What is being asked » Without altering anything, repeat each of the records.
### Material provided ###
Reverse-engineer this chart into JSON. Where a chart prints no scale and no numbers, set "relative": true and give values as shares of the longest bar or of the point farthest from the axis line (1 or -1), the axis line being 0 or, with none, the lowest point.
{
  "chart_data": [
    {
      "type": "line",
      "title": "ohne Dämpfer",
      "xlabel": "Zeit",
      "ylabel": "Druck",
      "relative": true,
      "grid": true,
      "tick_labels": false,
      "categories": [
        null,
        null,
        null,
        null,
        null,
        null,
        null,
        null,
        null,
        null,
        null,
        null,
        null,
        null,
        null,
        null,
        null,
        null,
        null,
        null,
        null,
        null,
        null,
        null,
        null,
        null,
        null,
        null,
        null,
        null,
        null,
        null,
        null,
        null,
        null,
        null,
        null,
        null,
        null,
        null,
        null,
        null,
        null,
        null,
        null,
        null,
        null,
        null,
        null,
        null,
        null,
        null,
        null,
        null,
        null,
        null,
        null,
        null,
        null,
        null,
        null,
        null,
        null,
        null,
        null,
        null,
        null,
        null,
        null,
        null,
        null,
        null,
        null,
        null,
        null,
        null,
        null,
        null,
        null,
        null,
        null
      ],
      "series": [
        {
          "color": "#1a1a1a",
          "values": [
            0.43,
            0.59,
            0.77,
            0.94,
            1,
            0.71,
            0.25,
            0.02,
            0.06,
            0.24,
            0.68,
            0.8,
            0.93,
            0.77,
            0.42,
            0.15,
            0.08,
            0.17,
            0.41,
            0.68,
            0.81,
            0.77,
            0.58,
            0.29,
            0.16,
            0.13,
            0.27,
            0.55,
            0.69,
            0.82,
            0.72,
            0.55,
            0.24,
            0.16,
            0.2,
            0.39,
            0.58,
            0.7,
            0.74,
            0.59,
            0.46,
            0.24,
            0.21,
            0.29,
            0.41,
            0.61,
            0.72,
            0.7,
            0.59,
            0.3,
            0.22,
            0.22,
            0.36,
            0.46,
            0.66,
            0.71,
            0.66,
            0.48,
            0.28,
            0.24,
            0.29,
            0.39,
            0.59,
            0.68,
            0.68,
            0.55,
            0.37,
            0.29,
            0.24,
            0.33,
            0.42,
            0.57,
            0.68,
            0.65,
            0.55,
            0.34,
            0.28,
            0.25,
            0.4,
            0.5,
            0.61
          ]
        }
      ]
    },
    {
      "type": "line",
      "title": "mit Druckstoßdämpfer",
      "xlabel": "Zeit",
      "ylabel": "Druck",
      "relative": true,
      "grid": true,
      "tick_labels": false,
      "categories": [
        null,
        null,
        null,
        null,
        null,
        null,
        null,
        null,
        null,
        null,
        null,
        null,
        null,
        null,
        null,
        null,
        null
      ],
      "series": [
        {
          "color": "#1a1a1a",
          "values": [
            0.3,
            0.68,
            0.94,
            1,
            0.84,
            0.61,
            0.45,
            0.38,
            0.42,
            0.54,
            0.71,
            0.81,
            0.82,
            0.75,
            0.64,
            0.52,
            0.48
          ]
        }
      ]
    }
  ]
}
###
Exercise solution »
Reverse-engineer this chart into JSON. Where a chart prints no scale and no numbers, set "relative": true and give values as shares of the longest bar or of the point farthest from the axis line (1 or -1), the axis line being 0 or, with none, the lowest point.
{
  "chart_data": [
    {
      "type": "line",
      "title": "ohne Dämpfer",
      "xlabel": "Zeit",
      "ylabel": "Druck",
      "relative": true,
      "grid": true,
      "tick_labels": false,
      "categories": [
        null,
        null,
        null,
        null,
        null,
        null,
        null,
        null,
        null,
        null,
        null,
        null,
        null,
        null,
        null,
        null,
        null,
        null,
        null,
        null,
        null,
        null,
        null,
        null,
        null,
        null,
        null,
        null,
        null,
        null,
        null,
        null,
        null,
        null,
        null,
        null,
        null,
        null,
        null,
        null,
        null,
        null,
        null,
        null,
        null,
        null,
        null,
        null,
        null,
        null,
        null,
        null,
        null,
        null,
        null,
        null,
        null,
        null,
        null,
        null,
        null,
        null,
        null,
        null,
        null,
        null,
        null,
        null,
        null,
        null,
        null,
        null,
        null,
        null,
        null,
        null,
        null,
        null,
        null,
        null,
        null
      ],
      "series": [
        {
          "color": "#1a1a1a",
          "values": [
            0.43,
            0.59,
            0.77,
            0.94,
            1,
            0.71,
            0.25,
            0.02,
            0.06,
            0.24,
            0.68,
            0.8,
            0.93,
            0.77,
            0.42,
            0.15,
            0.08,
            0.17,
            0.41,
            0.68,
            0.81,
            0.77,
            0.58,
            0.29,
            0.16,
            0.13,
            0.27,
            0.55,
            0.69,
            0.82,
            0.72,
            0.55,
            0.24,
            0.16,
            0.2,
            0.39,
            0.58,
            0.7,
            0.74,
            0.59,
            0.46,
            0.24,
            0.21,
            0.29,
            0.41,
            0.61,
            0.72,
            0.7,
            0.59,
            0.3,
            0.22,
            0.22,
            0.36,
            0.46,
            0.66,
            0.71,
            0.66,
            0.48,
            0.28,
            0.24,
            0.29,
            0.39,
            0.59,
            0.68,
            0.68,
            0.55,
            0.37,
            0.29,
            0.24,
            0.33,
            0.42,
            0.57,
            0.68,
            0.65,
            0.55,
            0.34,
            0.28,
            0.25,
            0.4,
            0.5,
            0.61
          ]
        }
      ]
    },
    {
      "type": "line",
      "title": "mit Druckstoßdämpfer",
      "xlabel": "Zeit",
      "ylabel": "Druck",
      "relative": true,
      "grid": true,
      "tick_labels": false,
      "categories": [
        null,
        null,
        null,
        null,
        null,
        null,
        null,
        null,
        null,
        null,
        null,
        null,
        null,
        null,
        null,
        null,
        null
      ],
      "series": [
        {
          "color": "#1a1a1a",
          "values": [
            0.3,
            0.68,
            0.94,
            1,
            0.84,
            0.61,
            0.45,
            0.38,
            0.42,
            0.54,
            0.71,
            0.81,
            0.82,
            0.75,
            0.64,
            0.52,
            0.48
          ]
        }
      ]
    }
  ]
}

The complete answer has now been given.